### TAREAS DEL EJERCICIO
#1 Copia del fragmento sobre Llamadas Telefónicas el pasaje que empieza en "Tras su publicación, el" y sigue hasta "86-89, agosto, 1998).".
#2 ¿Cuántas historias conforman el libro, según el fragmento sobre Llamadas Telefónicas?

### FRAGMENTO CITADO
————————

Tras su publicación, el diario El País de España comentó: `un puñado de piezas a menudo magistrales en las que con gravedad y humor a la vez, con la complicidad de una cultura descreída pero en absoluto resignada, las diversas tonalidades de un talento múltiple suman un acorde decididamente seductor` (Fernández Santos, Elsa. `El chileno de la calle del loro`, Paula, (782): 86-89, agosto, 1998).
NUNCA SABRÉ CON EXACTITUD qué pasó con tal o cual personaje. Difícil sería dilucidar la bruma que se cierne en la última línea o determinar a ratos si es el narrador o el mismo Bolaño quien habla. Y no es que las catorce historias que conforman este libro dejen vacíos insalvables. Al contrario, su calidad de relatos abiertos otorga intensidad a la obra. El enigma de uno se renueva en el otro como si aquello que se desea contar abarcase todo, y no sólo Llamadas Telefónicas, sino el resto de su obra. Numerosos guiños que se reiteran, abundantes llamadas por descubrir. Lo que queda en la superficie es consistente porque significa algo, algo que está ahí o que vendrá luego, algo que intuye quien lee y que a veces espanta. Como Chéjov, que entrevé el sentimiento que prevalecerá en los relatos y pregunta antes de comenzar la lectura: ¿Quién puede comprender mi terror mejor que usted? Pero acaso ¿Quiere usted comprenderlo? ¿Puede sufrirlo? Dice uno de los narradores: Un poeta lo puede soportar todo. Lo que equivale a decir que un hombre lo puede soportar todo. Pero no es verdad: son pocas las cosas que un hombre puede soportar. Soportar de verdad. Un poeta, en cambio, lo puede soportar todo. Con esta convicción crecimos. El primer enunciado es cierto, pero conduce a la ruina, a la locura, a la muerte (`Enrique Martin`). Y Bolaño ¿Lo sufre porque lo ha vivido, por que lo ha soñado en alguna historia o porque quiso encarnarlo en sus personajes? Si los cuentos de este libro poseen tal intensidad, sorpresa y misterio no es sólo porque la ficción esté imitando a la realidad, sino porque la primera, además, está reproduciendo la imitación que hace de ella la segunda: dijo que incluso había serpientes que se tragaban enteras y que si uno veía a una serpiente en el acto de autotragarse más valía salir corriendo pues al final siempre ocurría algo malo, como una explosión de la realidad (`El Gusano`).

————————

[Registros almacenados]
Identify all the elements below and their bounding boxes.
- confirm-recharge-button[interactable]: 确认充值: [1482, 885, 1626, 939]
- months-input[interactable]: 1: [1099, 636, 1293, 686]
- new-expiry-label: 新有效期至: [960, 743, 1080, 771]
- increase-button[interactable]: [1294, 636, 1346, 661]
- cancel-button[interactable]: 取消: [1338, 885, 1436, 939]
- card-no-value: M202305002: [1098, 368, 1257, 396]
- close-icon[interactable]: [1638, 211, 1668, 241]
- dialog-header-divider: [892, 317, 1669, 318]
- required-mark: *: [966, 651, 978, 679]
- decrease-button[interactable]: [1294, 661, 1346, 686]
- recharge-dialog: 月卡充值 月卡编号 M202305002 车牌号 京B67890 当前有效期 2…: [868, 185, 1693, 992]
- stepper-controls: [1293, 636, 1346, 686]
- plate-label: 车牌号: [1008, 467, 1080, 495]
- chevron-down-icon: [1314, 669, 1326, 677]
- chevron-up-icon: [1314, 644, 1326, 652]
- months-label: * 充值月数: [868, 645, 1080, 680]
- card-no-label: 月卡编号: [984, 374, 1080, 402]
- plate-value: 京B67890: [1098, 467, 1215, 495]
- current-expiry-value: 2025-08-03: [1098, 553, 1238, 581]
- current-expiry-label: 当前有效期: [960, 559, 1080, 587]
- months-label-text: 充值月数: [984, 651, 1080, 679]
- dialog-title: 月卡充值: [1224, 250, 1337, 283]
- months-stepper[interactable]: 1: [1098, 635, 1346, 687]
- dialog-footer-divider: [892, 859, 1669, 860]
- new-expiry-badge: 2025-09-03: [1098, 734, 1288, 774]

————————

### RESPUESTAS DEL EJERCICIO
#1
Tras su publicación, el diario El País de España comentó: `un puñado de piezas a menudo magistrales en las que con gravedad y humor a la vez, con la complicidad de una cultura descreída pero en absoluto resignada, las diversas tonalidades de un talento múltiple suman un acorde decididamente seductor` (Fernández Santos, Elsa. `El chileno de la calle del loro`, Paula, (782): 86-89, agosto, 1998).

#2 Catorce historias.